EXERCISE DESCRIPTION >> Say how many lines of these entries include the word "расходного", and answer with the number alone.

PROVIDED RECORDS >>

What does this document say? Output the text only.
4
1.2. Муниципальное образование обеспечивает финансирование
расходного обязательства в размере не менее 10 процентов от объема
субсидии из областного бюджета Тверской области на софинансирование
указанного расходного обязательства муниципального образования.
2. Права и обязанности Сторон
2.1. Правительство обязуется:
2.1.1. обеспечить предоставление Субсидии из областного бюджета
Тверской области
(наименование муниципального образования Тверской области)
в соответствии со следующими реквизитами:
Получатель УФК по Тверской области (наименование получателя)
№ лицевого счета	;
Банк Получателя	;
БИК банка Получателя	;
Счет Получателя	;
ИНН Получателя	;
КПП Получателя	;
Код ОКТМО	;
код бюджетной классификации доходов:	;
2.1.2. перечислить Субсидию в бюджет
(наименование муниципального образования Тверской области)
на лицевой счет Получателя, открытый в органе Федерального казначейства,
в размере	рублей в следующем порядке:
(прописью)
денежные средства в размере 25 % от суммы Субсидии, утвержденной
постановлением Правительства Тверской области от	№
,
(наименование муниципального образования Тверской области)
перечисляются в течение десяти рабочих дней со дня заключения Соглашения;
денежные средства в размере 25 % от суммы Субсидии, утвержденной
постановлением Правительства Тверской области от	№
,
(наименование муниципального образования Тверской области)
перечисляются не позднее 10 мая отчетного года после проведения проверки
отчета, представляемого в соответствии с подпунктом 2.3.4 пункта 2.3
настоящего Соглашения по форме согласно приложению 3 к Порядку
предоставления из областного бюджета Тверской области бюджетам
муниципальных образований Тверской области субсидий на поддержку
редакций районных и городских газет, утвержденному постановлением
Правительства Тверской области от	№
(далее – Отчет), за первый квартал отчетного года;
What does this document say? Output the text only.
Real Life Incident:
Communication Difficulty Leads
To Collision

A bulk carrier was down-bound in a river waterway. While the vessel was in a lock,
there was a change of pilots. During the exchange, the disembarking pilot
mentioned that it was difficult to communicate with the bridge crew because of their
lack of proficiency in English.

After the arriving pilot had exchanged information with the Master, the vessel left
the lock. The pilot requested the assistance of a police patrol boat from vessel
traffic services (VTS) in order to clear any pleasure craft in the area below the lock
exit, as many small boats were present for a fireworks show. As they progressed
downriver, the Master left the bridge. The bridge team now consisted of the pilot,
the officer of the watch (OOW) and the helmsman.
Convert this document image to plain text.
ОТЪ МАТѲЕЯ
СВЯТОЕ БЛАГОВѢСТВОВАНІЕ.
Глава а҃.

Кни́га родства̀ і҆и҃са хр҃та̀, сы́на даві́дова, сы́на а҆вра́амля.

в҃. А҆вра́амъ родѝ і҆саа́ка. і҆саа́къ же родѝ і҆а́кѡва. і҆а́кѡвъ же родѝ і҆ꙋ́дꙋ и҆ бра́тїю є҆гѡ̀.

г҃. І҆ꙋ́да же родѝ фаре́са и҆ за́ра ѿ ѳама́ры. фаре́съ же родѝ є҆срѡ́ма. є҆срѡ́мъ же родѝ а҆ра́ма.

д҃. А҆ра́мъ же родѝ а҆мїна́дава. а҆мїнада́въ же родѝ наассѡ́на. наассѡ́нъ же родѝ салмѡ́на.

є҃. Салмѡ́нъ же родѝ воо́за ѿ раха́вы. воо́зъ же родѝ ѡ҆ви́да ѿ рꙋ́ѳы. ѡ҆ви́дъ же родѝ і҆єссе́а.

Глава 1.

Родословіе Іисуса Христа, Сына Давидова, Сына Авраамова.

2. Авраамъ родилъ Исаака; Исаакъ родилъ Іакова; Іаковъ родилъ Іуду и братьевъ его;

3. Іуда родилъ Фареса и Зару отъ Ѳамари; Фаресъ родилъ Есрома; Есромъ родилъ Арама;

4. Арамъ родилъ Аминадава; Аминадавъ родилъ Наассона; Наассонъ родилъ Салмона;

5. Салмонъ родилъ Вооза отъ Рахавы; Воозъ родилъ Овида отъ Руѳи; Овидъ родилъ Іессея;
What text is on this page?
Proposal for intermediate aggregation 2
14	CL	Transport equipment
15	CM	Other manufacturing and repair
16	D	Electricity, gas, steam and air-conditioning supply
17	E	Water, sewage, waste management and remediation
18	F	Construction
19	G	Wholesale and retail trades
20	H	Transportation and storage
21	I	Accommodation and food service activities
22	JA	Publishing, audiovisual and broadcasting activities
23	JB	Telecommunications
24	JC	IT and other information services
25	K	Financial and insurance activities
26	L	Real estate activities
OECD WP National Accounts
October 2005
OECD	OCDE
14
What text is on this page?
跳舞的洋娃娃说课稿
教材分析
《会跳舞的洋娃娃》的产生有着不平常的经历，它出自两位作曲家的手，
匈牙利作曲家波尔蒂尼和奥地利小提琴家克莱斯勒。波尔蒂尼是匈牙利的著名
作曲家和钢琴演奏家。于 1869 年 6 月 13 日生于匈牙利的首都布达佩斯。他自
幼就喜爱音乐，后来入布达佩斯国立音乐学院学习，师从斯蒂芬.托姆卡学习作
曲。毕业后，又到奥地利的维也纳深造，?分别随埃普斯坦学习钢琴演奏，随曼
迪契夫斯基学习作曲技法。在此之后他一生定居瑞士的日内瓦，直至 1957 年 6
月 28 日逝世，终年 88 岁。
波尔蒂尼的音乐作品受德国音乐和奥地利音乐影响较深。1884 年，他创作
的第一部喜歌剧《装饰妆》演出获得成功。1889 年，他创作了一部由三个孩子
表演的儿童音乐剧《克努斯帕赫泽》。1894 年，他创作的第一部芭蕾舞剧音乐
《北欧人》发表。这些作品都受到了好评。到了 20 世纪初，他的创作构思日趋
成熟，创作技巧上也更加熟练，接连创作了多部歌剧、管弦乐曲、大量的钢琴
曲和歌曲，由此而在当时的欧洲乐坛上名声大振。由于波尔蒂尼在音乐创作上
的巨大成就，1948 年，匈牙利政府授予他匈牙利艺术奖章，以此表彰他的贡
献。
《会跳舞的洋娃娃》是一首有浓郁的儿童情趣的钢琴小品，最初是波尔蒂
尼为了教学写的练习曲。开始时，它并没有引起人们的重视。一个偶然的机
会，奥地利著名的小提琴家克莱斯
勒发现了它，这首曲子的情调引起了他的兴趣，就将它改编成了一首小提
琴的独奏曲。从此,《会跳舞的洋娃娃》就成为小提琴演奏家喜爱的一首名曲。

TASK RESPONSE >> 2